THE REQUEST:
Identify every line in the records below that contains the word "written", and reproduce each one.

Records from a collection:
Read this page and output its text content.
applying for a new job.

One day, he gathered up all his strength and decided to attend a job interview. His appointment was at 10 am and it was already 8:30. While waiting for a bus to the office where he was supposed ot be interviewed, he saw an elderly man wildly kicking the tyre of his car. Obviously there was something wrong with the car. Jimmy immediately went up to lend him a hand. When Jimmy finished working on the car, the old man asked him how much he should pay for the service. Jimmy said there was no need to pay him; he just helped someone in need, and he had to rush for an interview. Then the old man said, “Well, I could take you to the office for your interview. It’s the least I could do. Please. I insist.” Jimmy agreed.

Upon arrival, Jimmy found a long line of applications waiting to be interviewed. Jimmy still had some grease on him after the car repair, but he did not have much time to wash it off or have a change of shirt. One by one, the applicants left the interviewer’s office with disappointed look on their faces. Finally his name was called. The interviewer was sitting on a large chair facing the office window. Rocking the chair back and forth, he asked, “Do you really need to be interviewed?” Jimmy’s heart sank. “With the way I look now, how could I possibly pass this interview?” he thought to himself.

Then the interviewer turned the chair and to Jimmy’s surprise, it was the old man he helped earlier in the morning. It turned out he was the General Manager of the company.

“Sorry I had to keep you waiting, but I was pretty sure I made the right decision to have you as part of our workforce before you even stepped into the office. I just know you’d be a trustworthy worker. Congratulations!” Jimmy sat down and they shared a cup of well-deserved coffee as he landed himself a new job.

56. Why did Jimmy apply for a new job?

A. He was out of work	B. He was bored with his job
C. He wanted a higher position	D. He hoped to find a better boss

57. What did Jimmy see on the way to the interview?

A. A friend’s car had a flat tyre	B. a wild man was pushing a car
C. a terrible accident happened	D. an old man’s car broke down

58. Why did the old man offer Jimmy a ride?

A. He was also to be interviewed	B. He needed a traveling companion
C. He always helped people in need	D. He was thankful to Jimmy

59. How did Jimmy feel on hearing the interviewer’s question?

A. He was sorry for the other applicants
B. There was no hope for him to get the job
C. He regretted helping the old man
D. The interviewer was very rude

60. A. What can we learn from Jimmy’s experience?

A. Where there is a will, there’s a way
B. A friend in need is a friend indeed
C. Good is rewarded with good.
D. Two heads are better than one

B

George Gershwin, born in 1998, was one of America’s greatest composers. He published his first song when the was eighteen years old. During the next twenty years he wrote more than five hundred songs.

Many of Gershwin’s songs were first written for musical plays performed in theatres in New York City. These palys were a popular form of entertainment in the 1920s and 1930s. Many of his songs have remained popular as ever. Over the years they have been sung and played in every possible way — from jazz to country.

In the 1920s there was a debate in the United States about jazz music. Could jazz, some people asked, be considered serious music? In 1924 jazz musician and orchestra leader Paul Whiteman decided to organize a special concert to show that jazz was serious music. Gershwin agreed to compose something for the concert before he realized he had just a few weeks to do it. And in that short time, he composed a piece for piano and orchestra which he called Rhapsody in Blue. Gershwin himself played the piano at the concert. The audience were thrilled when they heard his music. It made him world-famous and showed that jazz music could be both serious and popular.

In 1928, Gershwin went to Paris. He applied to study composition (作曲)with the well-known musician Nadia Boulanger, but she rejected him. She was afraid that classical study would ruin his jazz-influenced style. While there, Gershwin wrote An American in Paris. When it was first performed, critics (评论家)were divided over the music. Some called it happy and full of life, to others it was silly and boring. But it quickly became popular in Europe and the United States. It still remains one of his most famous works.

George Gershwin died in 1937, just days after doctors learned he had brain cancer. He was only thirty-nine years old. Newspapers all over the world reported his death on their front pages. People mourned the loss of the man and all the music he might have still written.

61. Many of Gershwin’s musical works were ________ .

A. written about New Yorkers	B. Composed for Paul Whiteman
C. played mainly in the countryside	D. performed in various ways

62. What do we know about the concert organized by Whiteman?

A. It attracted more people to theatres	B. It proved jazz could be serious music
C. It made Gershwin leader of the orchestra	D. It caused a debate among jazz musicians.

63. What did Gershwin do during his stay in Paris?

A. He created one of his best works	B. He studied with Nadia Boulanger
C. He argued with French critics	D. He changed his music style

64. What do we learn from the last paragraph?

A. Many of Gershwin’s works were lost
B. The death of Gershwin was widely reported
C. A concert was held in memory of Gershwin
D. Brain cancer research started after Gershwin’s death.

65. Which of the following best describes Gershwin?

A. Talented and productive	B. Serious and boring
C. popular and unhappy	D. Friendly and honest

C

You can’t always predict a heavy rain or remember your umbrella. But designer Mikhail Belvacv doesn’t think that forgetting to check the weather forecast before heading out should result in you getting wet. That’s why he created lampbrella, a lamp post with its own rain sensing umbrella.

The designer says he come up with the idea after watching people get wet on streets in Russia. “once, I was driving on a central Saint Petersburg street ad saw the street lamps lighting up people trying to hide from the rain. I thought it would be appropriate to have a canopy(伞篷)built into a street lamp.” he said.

OUTPUT:
Many of Gershwin’s songs were first written for musical plays performed in theatres in New York City. These palys were a popular form of entertainment in the 1920s and 1930s. Many of his songs have remained popular as ever. Over the years they have been sung and played in every possible way — from jazz to country.
George Gershwin died in 1937, just days after doctors learned he had brain cancer. He was only thirty-nine years old. Newspapers all over the world reported his death on their front pages. People mourned the loss of the man and all the music he might have still written.
A. written about New Yorkers	B. Composed for Paul Whiteman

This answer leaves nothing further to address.